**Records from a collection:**
• • • • • • •
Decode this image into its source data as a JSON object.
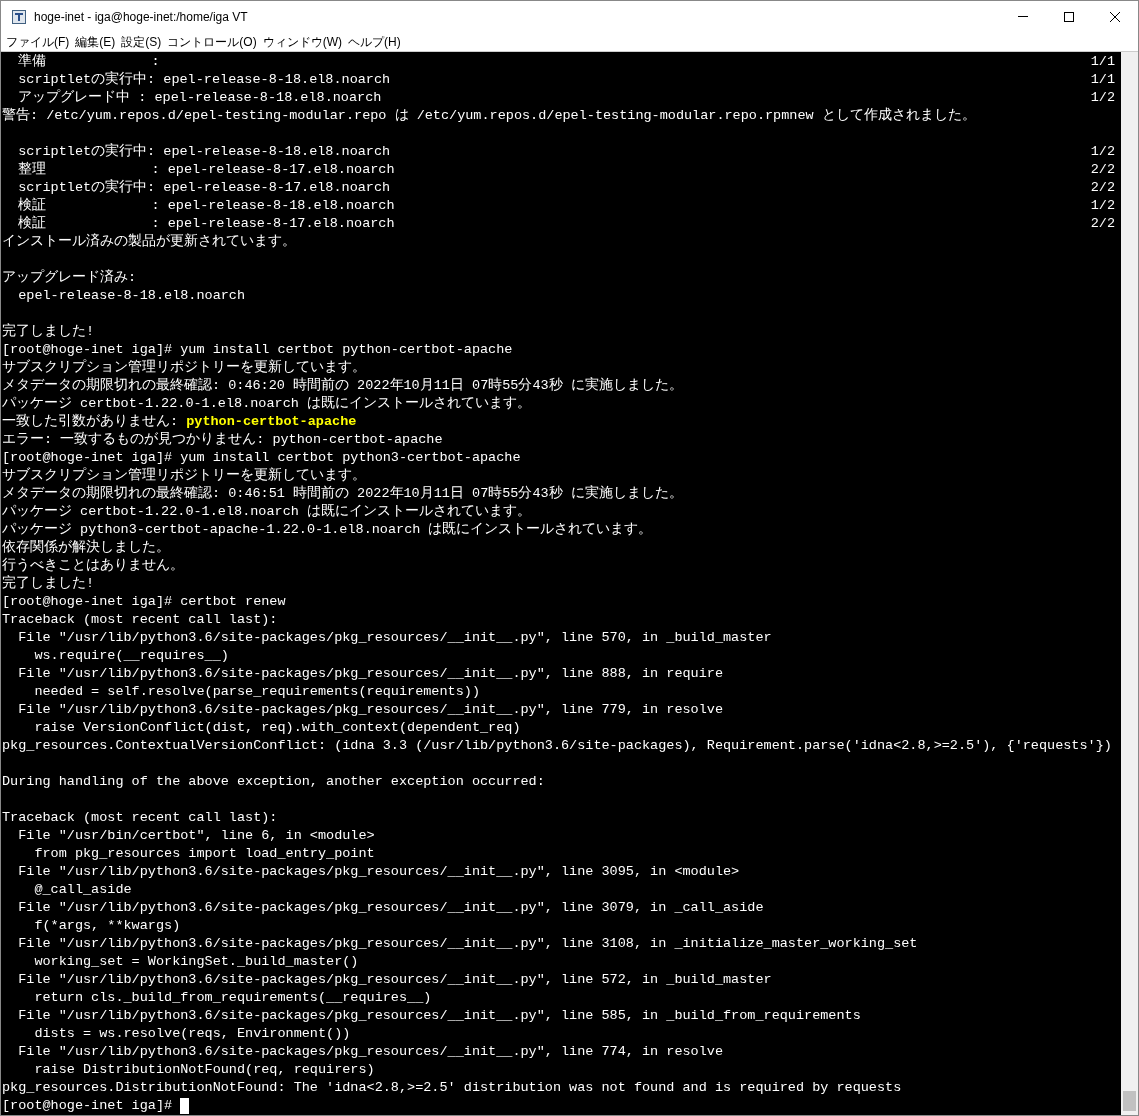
{
  "window": {
    "title": "hoge-inet - iga@hoge-inet:/home/iga VT"
  },
  "menu": [
    "ファイル(F)",
    "編集(E)",
    "設定(S)",
    "コントロール(O)",
    "ウィンドウ(W)",
    "ヘルプ(H)"
  ],
  "terminal": {
    "lines": [
      {
        "text": "  準備             :",
        "right": "1/1"
      },
      {
        "text": "  scriptletの実行中: epel-release-8-18.el8.noarch",
        "right": "1/1"
      },
      {
        "text": "  アップグレード中 : epel-release-8-18.el8.noarch",
        "right": "1/2"
      },
      {
        "text": "警告: /etc/yum.repos.d/epel-testing-modular.repo は /etc/yum.repos.d/epel-testing-modular.repo.rpmnew として作成されました。"
      },
      {
        "kind": "blank"
      },
      {
        "text": "  scriptletの実行中: epel-release-8-18.el8.noarch",
        "right": "1/2"
      },
      {
        "text": "  整理             : epel-release-8-17.el8.noarch",
        "right": "2/2"
      },
      {
        "text": "  scriptletの実行中: epel-release-8-17.el8.noarch",
        "right": "2/2"
      },
      {
        "text": "  検証             : epel-release-8-18.el8.noarch",
        "right": "1/2"
      },
      {
        "text": "  検証             : epel-release-8-17.el8.noarch",
        "right": "2/2"
      },
      {
        "text": "インストール済みの製品が更新されています。"
      },
      {
        "kind": "blank"
      },
      {
        "text": "アップグレード済み:"
      },
      {
        "text": "  epel-release-8-18.el8.noarch"
      },
      {
        "kind": "blank"
      },
      {
        "text": "完了しました!"
      },
      {
        "text": "[root@hoge-inet iga]# yum install certbot python-certbot-apache"
      },
      {
        "text": "サブスクリプション管理リポジトリーを更新しています。"
      },
      {
        "text": "メタデータの期限切れの最終確認: 0:46:20 時間前の 2022年10月11日 07時55分43秒 に実施しました。"
      },
      {
        "text": "パッケージ certbot-1.22.0-1.el8.noarch は既にインストールされています。"
      },
      {
        "text": "一致した引数がありません: ",
        "highlight": "python-certbot-apache"
      },
      {
        "text": "エラー: 一致するものが見つかりません: python-certbot-apache"
      },
      {
        "text": "[root@hoge-inet iga]# yum install certbot python3-certbot-apache"
      },
      {
        "text": "サブスクリプション管理リポジトリーを更新しています。"
      },
      {
        "text": "メタデータの期限切れの最終確認: 0:46:51 時間前の 2022年10月11日 07時55分43秒 に実施しました。"
      },
      {
        "text": "パッケージ certbot-1.22.0-1.el8.noarch は既にインストールされています。"
      },
      {
        "text": "パッケージ python3-certbot-apache-1.22.0-1.el8.noarch は既にインストールされています。"
      },
      {
        "text": "依存関係が解決しました。"
      },
      {
        "text": "行うべきことはありません。"
      },
      {
        "text": "完了しました!"
      },
      {
        "text": "[root@hoge-inet iga]# certbot renew"
      },
      {
        "text": "Traceback (most recent call last):"
      },
      {
        "text": "  File \"/usr/lib/python3.6/site-packages/pkg_resources/__init__.py\", line 570, in _build_master"
      },
      {
        "text": "    ws.require(__requires__)"
      },
      {
        "text": "  File \"/usr/lib/python3.6/site-packages/pkg_resources/__init__.py\", line 888, in require"
      },
      {
        "text": "    needed = self.resolve(parse_requirements(requirements))"
      },
      {
        "text": "  File \"/usr/lib/python3.6/site-packages/pkg_resources/__init__.py\", line 779, in resolve"
      },
      {
        "text": "    raise VersionConflict(dist, req).with_context(dependent_req)"
      },
      {
        "text": "pkg_resources.ContextualVersionConflict: (idna 3.3 (/usr/lib/python3.6/site-packages), Requirement.parse('idna<2.8,>=2.5'), {'requests'})"
      },
      {
        "kind": "blank"
      },
      {
        "text": "During handling of the above exception, another exception occurred:"
      },
      {
        "kind": "blank"
      },
      {
        "text": "Traceback (most recent call last):"
      },
      {
        "text": "  File \"/usr/bin/certbot\", line 6, in <module>"
      },
      {
        "text": "    from pkg_resources import load_entry_point"
      },
      {
        "text": "  File \"/usr/lib/python3.6/site-packages/pkg_resources/__init__.py\", line 3095, in <module>"
      },
      {
        "text": "    @_call_aside"
      },
      {
        "text": "  File \"/usr/lib/python3.6/site-packages/pkg_resources/__init__.py\", line 3079, in _call_aside"
      },
      {
        "text": "    f(*args, **kwargs)"
      },
      {
        "text": "  File \"/usr/lib/python3.6/site-packages/pkg_resources/__init__.py\", line 3108, in _initialize_master_working_set"
      },
      {
        "text": "    working_set = WorkingSet._build_master()"
      },
      {
        "text": "  File \"/usr/lib/python3.6/site-packages/pkg_resources/__init__.py\", line 572, in _build_master"
      },
      {
        "text": "    return cls._build_from_requirements(__requires__)"
      },
      {
        "text": "  File \"/usr/lib/python3.6/site-packages/pkg_resources/__init__.py\", line 585, in _build_from_requirements"
      },
      {
        "text": "    dists = ws.resolve(reqs, Environment())"
      },
      {
        "text": "  File \"/usr/lib/python3.6/site-packages/pkg_resources/__init__.py\", line 774, in resolve"
      },
      {
        "text": "    raise DistributionNotFound(req, requirers)"
      },
      {
        "text": "pkg_resources.DistributionNotFound: The 'idna<2.8,>=2.5' distribution was not found and is required by requests"
      },
      {
        "kind": "prompt",
        "text": "[root@hoge-inet iga]# "
      }
    ]
  }
}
• • • • • • •
**DIRECTION:** Read through the entries and copy each line in which "raise" appears.

**REPLY:**
        "text": "    raise VersionConflict(dist, req).with_context(dependent_req)"
        "text": "    raise DistributionNotFound(req, requirers)"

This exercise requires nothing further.